▶ **EXCERPT TO READ**
◆ ◆ ◆ ◆ ◆ ◆ ◆
When in use this particular 'box of magic' of a uno and ethernet shield inside will live in a pretty hot enviroment so I'm probably going to need to turn on a cooling fan or a peltier cell from time to time to stop it from getting cooked. Hence consistency is more important than absolute accuracy . I want to do this with out sacrificing any of the analog inputs to a separate temperature sensor. Trouble is those other inputs need an external Vref. I read that you cant turn on the internal reference voltage if an external one is connected.
That is true. If you have any voltage wired to the Aref pin and have any of the internal reference voltages selected (Avcc and 1.1vdc for a Uno) then there will be a direct conduction path between that external Aref voltage and the internal voltage, never a good idea. A higher value series resistor on the Aref applied voltage can mitigate against possible damage perhaps per the second warning here: http://arduino.cc/en/Reference/AnalogReference

 I suppose using an external reference 1.2V from a potential divider accross the 5V rail and ground will alter the maths a bit. Any body know if the internal reference is also just a potential divider?
◆ ◆ ◆ ◆ ◆ ◆ ◆
▶ **MATERIAL PROVIDED**
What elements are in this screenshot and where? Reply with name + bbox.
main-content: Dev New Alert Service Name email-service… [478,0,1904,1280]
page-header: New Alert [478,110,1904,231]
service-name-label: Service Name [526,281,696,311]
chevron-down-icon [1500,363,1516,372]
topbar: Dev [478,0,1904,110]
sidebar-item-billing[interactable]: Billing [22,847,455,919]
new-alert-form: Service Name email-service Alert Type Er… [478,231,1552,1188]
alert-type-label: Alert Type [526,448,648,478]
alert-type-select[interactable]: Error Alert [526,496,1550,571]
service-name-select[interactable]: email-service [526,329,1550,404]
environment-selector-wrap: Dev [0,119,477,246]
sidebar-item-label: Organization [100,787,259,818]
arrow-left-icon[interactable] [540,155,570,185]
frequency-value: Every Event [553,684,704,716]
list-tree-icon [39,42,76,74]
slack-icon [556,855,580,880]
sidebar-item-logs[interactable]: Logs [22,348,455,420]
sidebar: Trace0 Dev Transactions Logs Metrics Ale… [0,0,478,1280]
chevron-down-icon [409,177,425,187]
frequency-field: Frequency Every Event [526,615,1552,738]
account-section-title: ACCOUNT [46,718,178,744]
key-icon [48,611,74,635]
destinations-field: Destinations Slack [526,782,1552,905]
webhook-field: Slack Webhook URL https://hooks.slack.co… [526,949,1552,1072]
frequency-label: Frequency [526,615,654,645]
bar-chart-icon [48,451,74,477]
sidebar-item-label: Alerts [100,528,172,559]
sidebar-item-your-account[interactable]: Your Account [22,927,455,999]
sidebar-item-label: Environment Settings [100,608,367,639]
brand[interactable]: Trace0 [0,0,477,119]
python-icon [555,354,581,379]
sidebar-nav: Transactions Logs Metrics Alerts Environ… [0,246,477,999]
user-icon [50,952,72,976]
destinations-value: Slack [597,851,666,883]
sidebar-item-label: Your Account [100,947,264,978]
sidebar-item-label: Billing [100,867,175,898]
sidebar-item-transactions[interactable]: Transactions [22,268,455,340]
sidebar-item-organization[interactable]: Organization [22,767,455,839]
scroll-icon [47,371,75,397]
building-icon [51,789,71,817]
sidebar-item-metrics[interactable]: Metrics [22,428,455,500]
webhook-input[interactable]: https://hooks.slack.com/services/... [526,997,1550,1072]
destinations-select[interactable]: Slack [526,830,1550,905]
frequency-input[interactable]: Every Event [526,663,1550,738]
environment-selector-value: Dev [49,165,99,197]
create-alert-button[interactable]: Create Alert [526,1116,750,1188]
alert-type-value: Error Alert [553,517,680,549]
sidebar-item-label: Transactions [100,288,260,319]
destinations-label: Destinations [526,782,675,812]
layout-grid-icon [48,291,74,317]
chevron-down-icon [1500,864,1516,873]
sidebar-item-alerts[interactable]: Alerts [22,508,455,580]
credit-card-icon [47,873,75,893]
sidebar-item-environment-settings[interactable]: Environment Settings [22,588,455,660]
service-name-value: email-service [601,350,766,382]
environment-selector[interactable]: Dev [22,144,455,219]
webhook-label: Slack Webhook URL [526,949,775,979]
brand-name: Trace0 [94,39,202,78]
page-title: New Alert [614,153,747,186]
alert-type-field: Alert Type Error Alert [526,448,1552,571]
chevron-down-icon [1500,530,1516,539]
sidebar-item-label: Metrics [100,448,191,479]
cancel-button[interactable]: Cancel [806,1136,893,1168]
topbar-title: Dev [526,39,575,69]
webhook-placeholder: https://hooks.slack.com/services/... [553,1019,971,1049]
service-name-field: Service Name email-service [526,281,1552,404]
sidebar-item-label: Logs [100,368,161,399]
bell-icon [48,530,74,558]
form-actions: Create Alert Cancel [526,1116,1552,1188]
◆ ◆ ◆ ◆ ◆ ◆ ◆
▶ **REQUIRED TASK 1**
In the Arduino reference voltage post, rewrite the stretch from "I suppose using" through "a potential divider?", putting "voltage divider" in place of "potential divider".
▶ **REQUIRED TASK 2**
According to the Arduino reference voltage post, which internal reference voltages are available on a Uno?
▶ **REQUIRED TASK 3**
Decide whether each statement agrees with the Arduino reference voltage post, answering yes or no and quoting the deciding words: (a) The writer considers consistency more important than absolute accuracy. (b) The writer is willing to give up an analog input for a separate temperature sensor. (c) The reply says a lower value series resistor on the Aref voltage can mitigate possible damage.
The rows have no role in this exercise.

▶ **TASK SOLUTION 1**
I suppose using an external reference 1.2V from a voltage divider accross the 5V rail and ground will alter the maths a bit. Any body know if the internal reference is also just a voltage divider?

▶ **TASK SOLUTION 2**
Avcc and 1.1vdc.

▶ **TASK SOLUTION 3**
(a) Yes: "Hence consistency is more important than absolute accuracy"
(b) No: "I want to do this with out sacrificing any of the analog inputs to a separate temperature sensor."
(c) No: "A higher value series resistor on the Aref applied voltage can mitigate against possible damage"